Records from a dataset
________________________

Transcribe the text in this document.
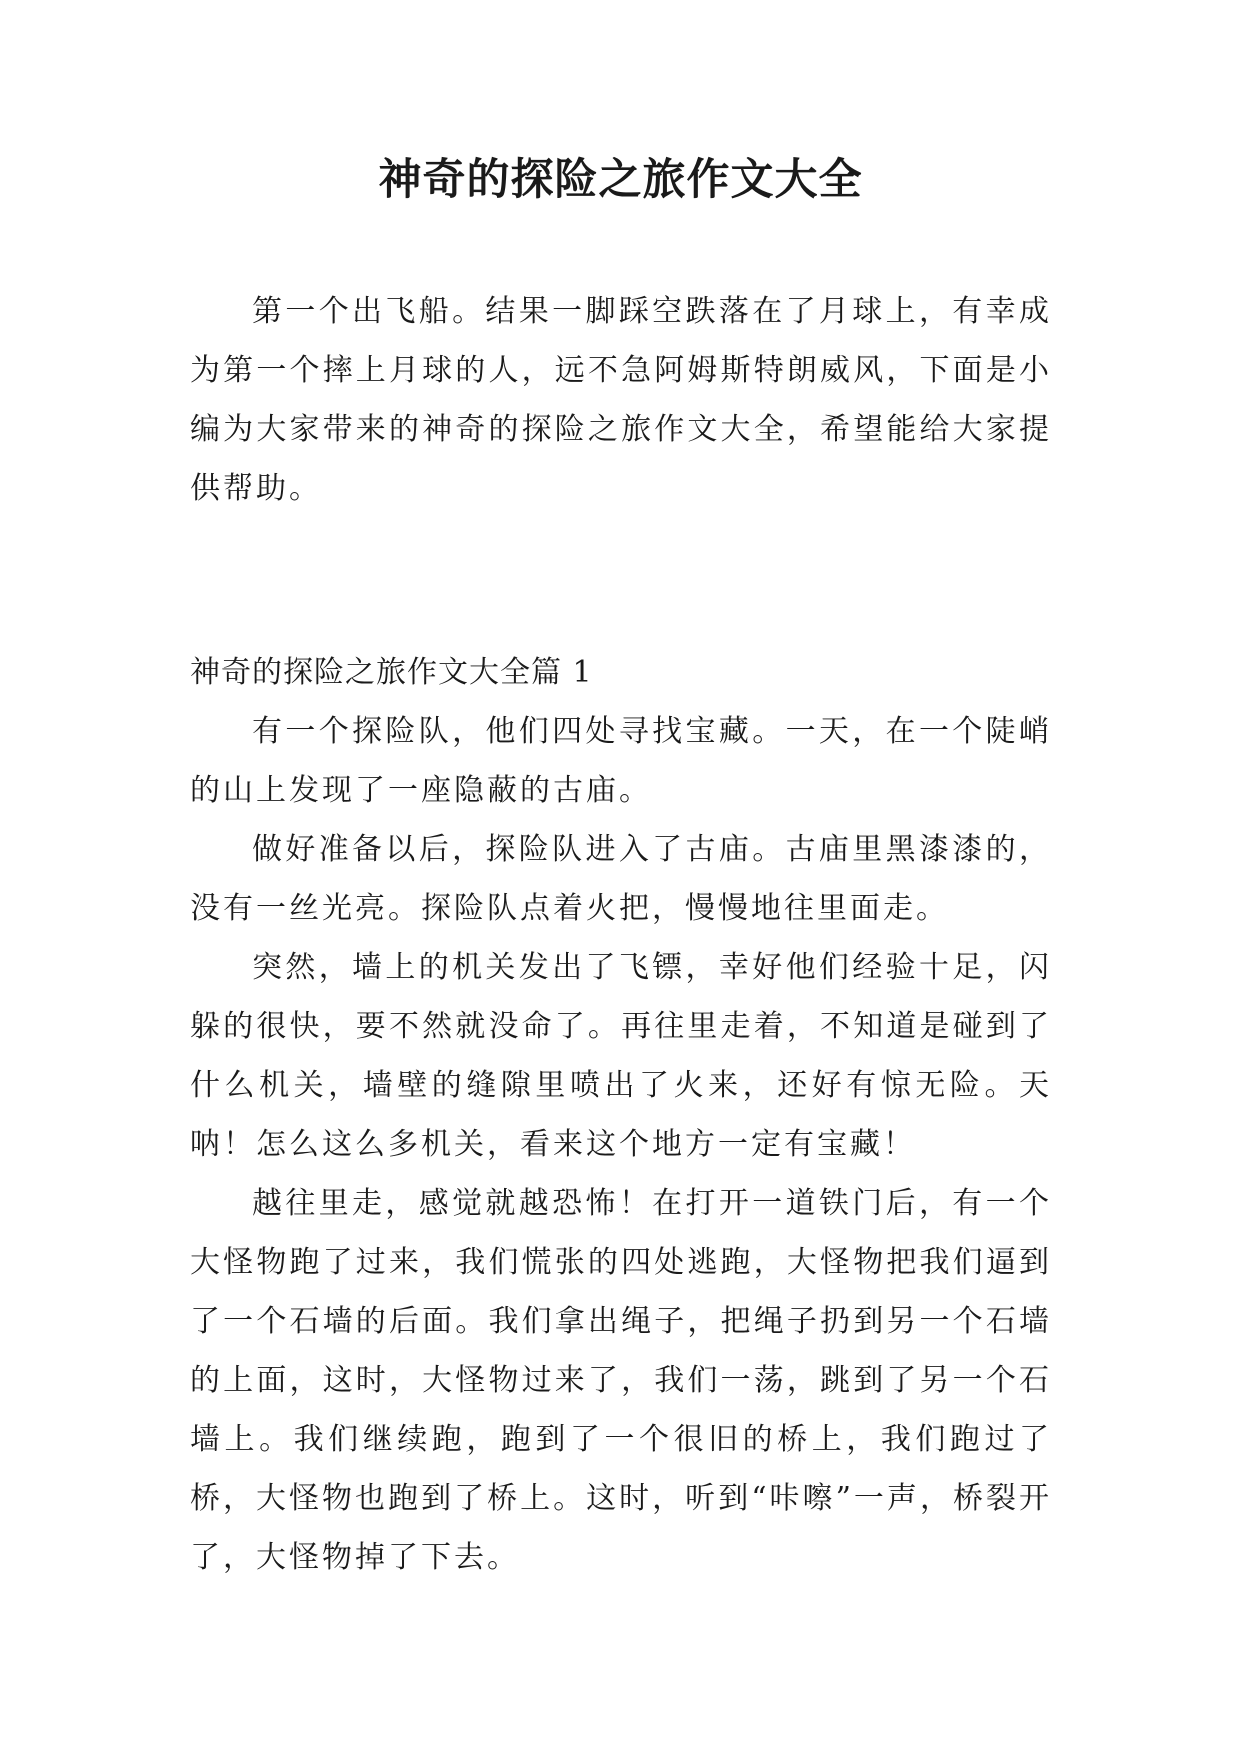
神奇的探险之旅作文大全

第一个出飞船。结果一脚踩空跌落在了月球上，有幸成为第一个摔上月球的人，远不急阿姆斯特朗威风，下面是小编为大家带来的神奇的探险之旅作文大全，希望能给大家提供帮助。

神奇的探险之旅作文大全篇 1

有一个探险队，他们四处寻找宝藏。一天，在一个陡峭的山上发现了一座隐蔽的古庙。

做好准备以后，探险队进入了古庙。古庙里黑漆漆的，没有一丝光亮。探险队点着火把，慢慢地往里面走。

突然，墙上的机关发出了飞镖，幸好他们经验十足，闪躲的很快，要不然就没命了。再往里走着，不知道是碰到了什么机关，墙壁的缝隙里喷出了火来，还好有惊无险。天呐！怎么这么多机关，看来这个地方一定有宝藏！

越往里走，感觉就越恐怖！在打开一道铁门后，有一个大怪物跑了过来，我们慌张的四处逃跑，大怪物把我们逼到了一个石墙的后面。我们拿出绳子，把绳子扔到另一个石墙的上面，这时，大怪物过来了，我们一荡，跳到了另一个石墙上。我们继续跑，跑到了一个很旧的桥上，我们跑过了桥，大怪物也跑到了桥上。这时，听到“咔嚓”一声，桥裂开了，大怪物掉了下去。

________________________

Problem statement: Every line above should be returned exactly; the pictures stay out.

Final result:
Transcribe the text in this document.
神奇的探险之旅作文大全

第一个出飞船。结果一脚踩空跌落在了月球上，有幸成为第一个摔上月球的人，远不急阿姆斯特朗威风，下面是小编为大家带来的神奇的探险之旅作文大全，希望能给大家提供帮助。

神奇的探险之旅作文大全篇 1

有一个探险队，他们四处寻找宝藏。一天，在一个陡峭的山上发现了一座隐蔽的古庙。

做好准备以后，探险队进入了古庙。古庙里黑漆漆的，没有一丝光亮。探险队点着火把，慢慢地往里面走。

突然，墙上的机关发出了飞镖，幸好他们经验十足，闪躲的很快，要不然就没命了。再往里走着，不知道是碰到了什么机关，墙壁的缝隙里喷出了火来，还好有惊无险。天呐！怎么这么多机关，看来这个地方一定有宝藏！

越往里走，感觉就越恐怖！在打开一道铁门后，有一个大怪物跑了过来，我们慌张的四处逃跑，大怪物把我们逼到了一个石墙的后面。我们拿出绳子，把绳子扔到另一个石墙的上面，这时，大怪物过来了，我们一荡，跳到了另一个石墙上。我们继续跑，跑到了一个很旧的桥上，我们跑过了桥，大怪物也跑到了桥上。这时，听到“咔嚓”一声，桥裂开了，大怪物掉了下去。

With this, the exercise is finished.